>> Begin
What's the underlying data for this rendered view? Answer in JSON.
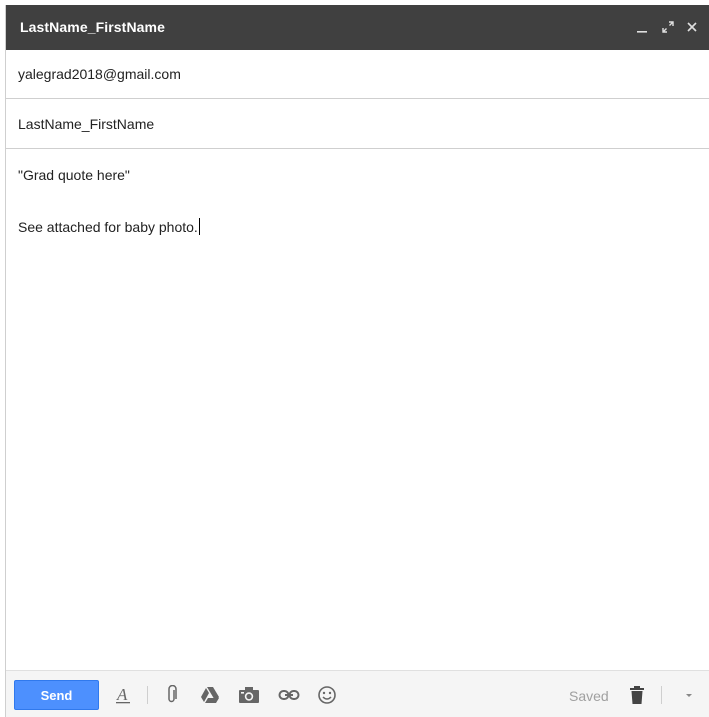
{
  "window": {
    "title": "LastName_FirstName",
    "minimize_icon": "minimize-icon",
    "expand_icon": "expand-icon",
    "close_icon": "close-icon"
  },
  "fields": {
    "recipient": "yalegrad2018@gmail.com",
    "subject": "LastName_FirstName"
  },
  "body": {
    "line1": "\"Grad quote here\"",
    "line2": "See attached for baby photo."
  },
  "toolbar": {
    "send_label": "Send",
    "saved_label": "Saved",
    "icons": [
      "format-text-icon",
      "attach-icon",
      "drive-icon",
      "photo-icon",
      "link-icon",
      "emoji-icon",
      "trash-icon",
      "more-options-icon"
    ]
  },
  "colors": {
    "titlebar_bg": "#404040",
    "send_bg": "#4d90fe",
    "toolbar_bg": "#f5f5f5"
  }
}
>> End
Exercise details ▸
Only the number is wanted: how many lines in the data include the string "photo"?

Answer for the task ▸
2